:: Recorded information ::
— START —
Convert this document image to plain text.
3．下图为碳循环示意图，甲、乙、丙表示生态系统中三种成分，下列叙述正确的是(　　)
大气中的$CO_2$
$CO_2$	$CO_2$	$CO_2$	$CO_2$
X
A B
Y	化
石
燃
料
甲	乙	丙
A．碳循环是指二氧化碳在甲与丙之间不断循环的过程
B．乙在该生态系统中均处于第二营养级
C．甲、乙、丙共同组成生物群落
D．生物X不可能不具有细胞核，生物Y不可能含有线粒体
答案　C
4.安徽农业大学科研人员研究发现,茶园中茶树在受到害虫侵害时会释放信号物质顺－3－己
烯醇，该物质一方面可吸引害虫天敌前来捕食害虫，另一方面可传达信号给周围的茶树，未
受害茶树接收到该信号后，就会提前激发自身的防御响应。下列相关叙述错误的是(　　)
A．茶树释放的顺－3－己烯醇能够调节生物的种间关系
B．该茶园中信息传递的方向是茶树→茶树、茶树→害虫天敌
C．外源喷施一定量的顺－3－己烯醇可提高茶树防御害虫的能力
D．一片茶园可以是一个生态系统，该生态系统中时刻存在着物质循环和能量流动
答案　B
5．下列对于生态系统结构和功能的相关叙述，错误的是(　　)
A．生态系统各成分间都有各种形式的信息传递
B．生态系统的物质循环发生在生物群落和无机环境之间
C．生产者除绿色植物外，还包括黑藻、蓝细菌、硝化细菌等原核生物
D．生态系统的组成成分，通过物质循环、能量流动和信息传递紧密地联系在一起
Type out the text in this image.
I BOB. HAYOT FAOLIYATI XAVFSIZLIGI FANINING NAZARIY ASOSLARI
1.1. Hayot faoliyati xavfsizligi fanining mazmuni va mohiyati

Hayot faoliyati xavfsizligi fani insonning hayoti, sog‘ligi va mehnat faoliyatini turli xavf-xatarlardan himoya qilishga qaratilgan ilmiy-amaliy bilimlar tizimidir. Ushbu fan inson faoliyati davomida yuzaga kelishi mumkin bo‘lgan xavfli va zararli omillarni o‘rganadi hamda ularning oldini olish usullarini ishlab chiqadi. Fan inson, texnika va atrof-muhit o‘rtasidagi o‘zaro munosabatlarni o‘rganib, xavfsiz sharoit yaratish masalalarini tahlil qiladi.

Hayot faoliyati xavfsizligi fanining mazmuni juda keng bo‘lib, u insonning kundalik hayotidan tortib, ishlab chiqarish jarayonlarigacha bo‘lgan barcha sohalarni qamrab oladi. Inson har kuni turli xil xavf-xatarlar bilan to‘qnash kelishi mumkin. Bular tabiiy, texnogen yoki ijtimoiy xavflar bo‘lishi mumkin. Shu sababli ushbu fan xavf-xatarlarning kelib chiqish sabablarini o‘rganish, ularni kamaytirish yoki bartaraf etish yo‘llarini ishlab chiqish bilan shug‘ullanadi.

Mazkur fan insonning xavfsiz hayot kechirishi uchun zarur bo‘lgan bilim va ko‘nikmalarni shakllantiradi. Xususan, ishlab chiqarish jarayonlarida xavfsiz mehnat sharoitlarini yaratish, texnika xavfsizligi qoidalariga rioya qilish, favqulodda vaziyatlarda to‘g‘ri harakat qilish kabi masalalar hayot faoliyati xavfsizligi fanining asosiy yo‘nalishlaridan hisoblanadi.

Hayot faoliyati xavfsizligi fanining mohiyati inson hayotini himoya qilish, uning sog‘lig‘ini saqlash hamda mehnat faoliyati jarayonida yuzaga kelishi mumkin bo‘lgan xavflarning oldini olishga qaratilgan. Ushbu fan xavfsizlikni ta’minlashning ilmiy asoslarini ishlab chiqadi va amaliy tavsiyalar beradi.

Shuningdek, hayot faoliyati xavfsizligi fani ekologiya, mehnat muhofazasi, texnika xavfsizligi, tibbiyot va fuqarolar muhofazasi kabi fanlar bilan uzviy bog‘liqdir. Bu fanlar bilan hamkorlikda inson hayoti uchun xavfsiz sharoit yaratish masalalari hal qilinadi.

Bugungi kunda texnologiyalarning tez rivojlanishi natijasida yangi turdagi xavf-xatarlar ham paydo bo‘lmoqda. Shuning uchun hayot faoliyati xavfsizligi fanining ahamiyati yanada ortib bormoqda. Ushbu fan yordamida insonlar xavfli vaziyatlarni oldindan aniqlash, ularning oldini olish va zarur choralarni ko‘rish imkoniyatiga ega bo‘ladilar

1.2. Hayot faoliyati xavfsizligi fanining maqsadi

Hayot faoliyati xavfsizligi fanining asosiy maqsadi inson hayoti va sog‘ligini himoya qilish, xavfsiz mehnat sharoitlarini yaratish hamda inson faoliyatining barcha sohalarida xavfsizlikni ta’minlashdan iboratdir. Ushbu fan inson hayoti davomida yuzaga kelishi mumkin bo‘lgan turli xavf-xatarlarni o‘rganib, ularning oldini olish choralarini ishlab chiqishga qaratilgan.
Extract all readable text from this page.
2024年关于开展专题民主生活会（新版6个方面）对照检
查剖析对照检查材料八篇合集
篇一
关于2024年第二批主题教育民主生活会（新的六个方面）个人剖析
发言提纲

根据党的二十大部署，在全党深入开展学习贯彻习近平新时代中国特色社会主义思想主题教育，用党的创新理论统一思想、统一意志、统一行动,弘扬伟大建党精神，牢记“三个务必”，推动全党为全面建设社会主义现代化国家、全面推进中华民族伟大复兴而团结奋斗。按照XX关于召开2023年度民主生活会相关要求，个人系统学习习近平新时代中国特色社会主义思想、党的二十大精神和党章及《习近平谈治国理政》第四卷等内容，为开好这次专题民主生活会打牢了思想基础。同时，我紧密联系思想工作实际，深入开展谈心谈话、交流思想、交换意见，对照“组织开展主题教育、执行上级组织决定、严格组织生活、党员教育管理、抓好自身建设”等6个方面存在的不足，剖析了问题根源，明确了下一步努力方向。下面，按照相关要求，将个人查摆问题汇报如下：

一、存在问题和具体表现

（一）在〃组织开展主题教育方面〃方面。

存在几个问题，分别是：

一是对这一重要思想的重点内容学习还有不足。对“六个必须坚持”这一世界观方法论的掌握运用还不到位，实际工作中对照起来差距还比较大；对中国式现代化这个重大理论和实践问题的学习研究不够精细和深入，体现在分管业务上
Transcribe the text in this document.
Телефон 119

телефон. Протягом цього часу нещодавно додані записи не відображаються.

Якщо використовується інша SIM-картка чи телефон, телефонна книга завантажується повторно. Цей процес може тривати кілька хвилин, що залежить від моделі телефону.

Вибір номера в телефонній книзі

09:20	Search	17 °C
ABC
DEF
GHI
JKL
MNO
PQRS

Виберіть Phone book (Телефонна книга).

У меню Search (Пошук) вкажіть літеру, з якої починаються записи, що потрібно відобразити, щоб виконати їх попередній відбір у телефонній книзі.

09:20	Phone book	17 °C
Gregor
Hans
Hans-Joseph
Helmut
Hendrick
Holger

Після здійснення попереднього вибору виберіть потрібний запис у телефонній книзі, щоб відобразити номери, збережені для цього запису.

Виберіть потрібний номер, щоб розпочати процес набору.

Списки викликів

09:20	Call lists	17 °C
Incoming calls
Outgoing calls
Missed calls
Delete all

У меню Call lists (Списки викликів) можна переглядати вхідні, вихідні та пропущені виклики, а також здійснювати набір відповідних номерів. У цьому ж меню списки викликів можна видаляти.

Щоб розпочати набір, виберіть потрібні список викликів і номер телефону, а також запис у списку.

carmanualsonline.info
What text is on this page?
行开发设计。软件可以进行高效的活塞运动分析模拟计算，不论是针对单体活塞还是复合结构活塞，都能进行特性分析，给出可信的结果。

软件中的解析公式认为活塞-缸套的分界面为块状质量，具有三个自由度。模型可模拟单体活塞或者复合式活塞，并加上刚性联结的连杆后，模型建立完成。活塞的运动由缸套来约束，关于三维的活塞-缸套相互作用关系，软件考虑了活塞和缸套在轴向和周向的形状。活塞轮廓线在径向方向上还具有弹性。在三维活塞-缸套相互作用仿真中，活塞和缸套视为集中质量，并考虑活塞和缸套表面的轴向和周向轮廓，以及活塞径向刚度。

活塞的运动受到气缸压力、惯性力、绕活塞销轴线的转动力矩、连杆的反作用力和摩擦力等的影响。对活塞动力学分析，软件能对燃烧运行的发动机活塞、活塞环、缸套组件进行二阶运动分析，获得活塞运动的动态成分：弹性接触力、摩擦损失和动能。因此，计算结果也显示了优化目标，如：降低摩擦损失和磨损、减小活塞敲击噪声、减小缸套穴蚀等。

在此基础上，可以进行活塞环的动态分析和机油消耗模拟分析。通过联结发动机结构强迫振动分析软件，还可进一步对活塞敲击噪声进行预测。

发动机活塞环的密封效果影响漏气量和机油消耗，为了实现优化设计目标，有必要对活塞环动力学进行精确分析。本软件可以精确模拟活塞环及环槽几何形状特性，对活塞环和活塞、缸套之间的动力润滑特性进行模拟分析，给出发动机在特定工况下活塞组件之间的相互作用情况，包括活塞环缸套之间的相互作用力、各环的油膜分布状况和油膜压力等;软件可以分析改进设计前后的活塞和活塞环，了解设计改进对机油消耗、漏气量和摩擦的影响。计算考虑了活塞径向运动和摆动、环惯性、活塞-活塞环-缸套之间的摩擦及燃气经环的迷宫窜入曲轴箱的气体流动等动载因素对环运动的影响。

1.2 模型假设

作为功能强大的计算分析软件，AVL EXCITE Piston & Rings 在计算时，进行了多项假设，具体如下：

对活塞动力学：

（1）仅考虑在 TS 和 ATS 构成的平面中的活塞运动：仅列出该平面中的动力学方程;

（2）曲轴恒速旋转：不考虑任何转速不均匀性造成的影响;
— END —
:: Work to be completed ::
Extract every line containing the string "Списки" from the material.

:: Reply to the exercise ::
Списки викликів
У меню Call lists (Списки викликів) можна переглядати вхідні, вихідні та пропущені виклики, а також здійснювати набір відповідних номерів. У цьому ж меню списки викликів можна видаляти.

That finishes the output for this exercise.